> [Written instruction]: Could you repeat the records below exactly, leaving out any pictures?

> [Available data]:

■ ■ ■ ■

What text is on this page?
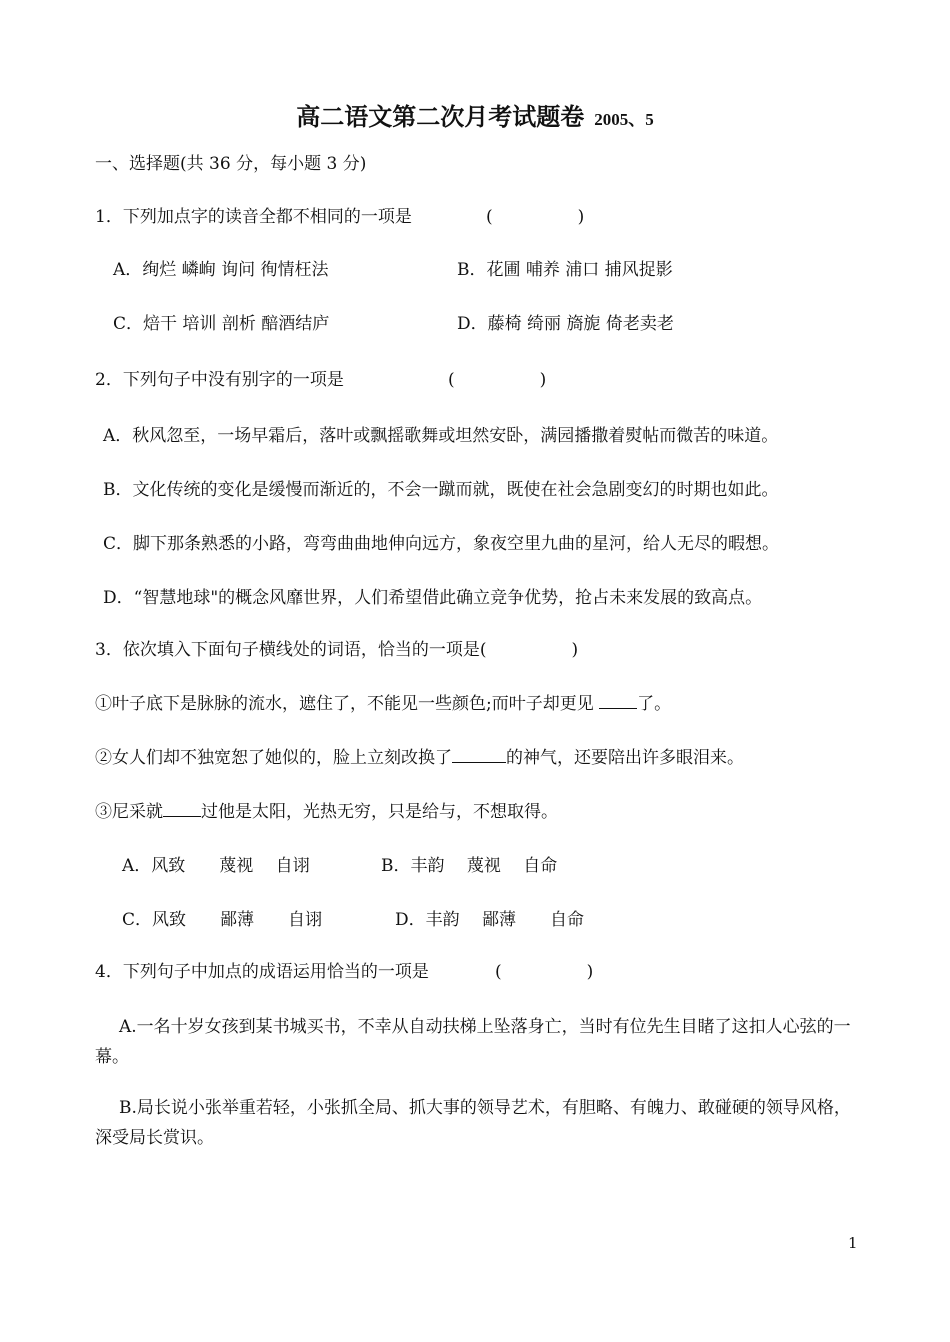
高二语文第二次月考试题卷 2005、5
一、选择题(共 36 分，每小题 3 分)
1．下列加点字的读音全都不相同的一项是	(　　　　　)
A．绚烂 嶙峋 询问 徇情枉法	B．花圃 哺养 浦口 捕风捉影
C．焙干 培训 剖析 醅酒结庐	D．藤椅 绮丽 旖旎 倚老卖老
2．下列句子中没有别字的一项是	(　　　　　)
A．秋风忽至，一场早霜后，落叶或飘摇歌舞或坦然安卧，满园播撒着熨帖而微苦的味道。
B．文化传统的变化是缓慢而渐近的，不会一蹴而就，既使在社会急剧变幻的时期也如此。
C．脚下那条熟悉的小路，弯弯曲曲地伸向远方，象夜空里九曲的星河，给人无尽的暇想。
D．“智慧地球"的概念风靡世界，人们希望借此确立竞争优势，抢占未来发展的致高点。
3．依次填入下面句子横线处的词语，恰当的一项是(　　　　　)
①叶子底下是脉脉的流水，遮住了，不能见一些颜色;而叶子却更见 了。
②女人们却不独宽恕了她似的，脸上立刻改换了	的神气，还要陪出许多眼泪来。
③尼采就 过他是太阳，光热无穷，只是给与，不想取得。
A．风致　　蔑视　 自诩	B．丰韵　 蔑视　 自命
C．风致　　鄙薄　　自诩	D．丰韵　 鄙薄　　自命
4．下列句子中加点的成语运用恰当的一项是	(　　　　　)
A.一名十岁女孩到某书城买书，不幸从自动扶梯上坠落身亡，当时有位先生目睹了这扣人心弦的一幕。
B.局长说小张举重若轻，小张抓全局、抓大事的领导艺术，有胆略、有魄力、敢碰硬的领导风格，深受局长赏识。
1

■ ■ ■ ■

> [Answer to the exercise]:
What text is on this page?
高二语文第二次月考试题卷 2005、5
一、选择题(共 36 分，每小题 3 分)
1．下列加点字的读音全都不相同的一项是	(　　　　　)
A．绚烂 嶙峋 询问 徇情枉法	B．花圃 哺养 浦口 捕风捉影
C．焙干 培训 剖析 醅酒结庐	D．藤椅 绮丽 旖旎 倚老卖老
2．下列句子中没有别字的一项是	(　　　　　)
A．秋风忽至，一场早霜后，落叶或飘摇歌舞或坦然安卧，满园播撒着熨帖而微苦的味道。
B．文化传统的变化是缓慢而渐近的，不会一蹴而就，既使在社会急剧变幻的时期也如此。
C．脚下那条熟悉的小路，弯弯曲曲地伸向远方，象夜空里九曲的星河，给人无尽的暇想。
D．“智慧地球"的概念风靡世界，人们希望借此确立竞争优势，抢占未来发展的致高点。
3．依次填入下面句子横线处的词语，恰当的一项是(　　　　　)
①叶子底下是脉脉的流水，遮住了，不能见一些颜色;而叶子却更见 了。
②女人们却不独宽恕了她似的，脸上立刻改换了	的神气，还要陪出许多眼泪来。
③尼采就 过他是太阳，光热无穷，只是给与，不想取得。
A．风致　　蔑视　 自诩	B．丰韵　 蔑视　 自命
C．风致　　鄙薄　　自诩	D．丰韵　 鄙薄　　自命
4．下列句子中加点的成语运用恰当的一项是	(　　　　　)
A.一名十岁女孩到某书城买书，不幸从自动扶梯上坠落身亡，当时有位先生目睹了这扣人心弦的一幕。
B.局长说小张举重若轻，小张抓全局、抓大事的领导艺术，有胆略、有魄力、敢碰硬的领导风格，深受局长赏识。
1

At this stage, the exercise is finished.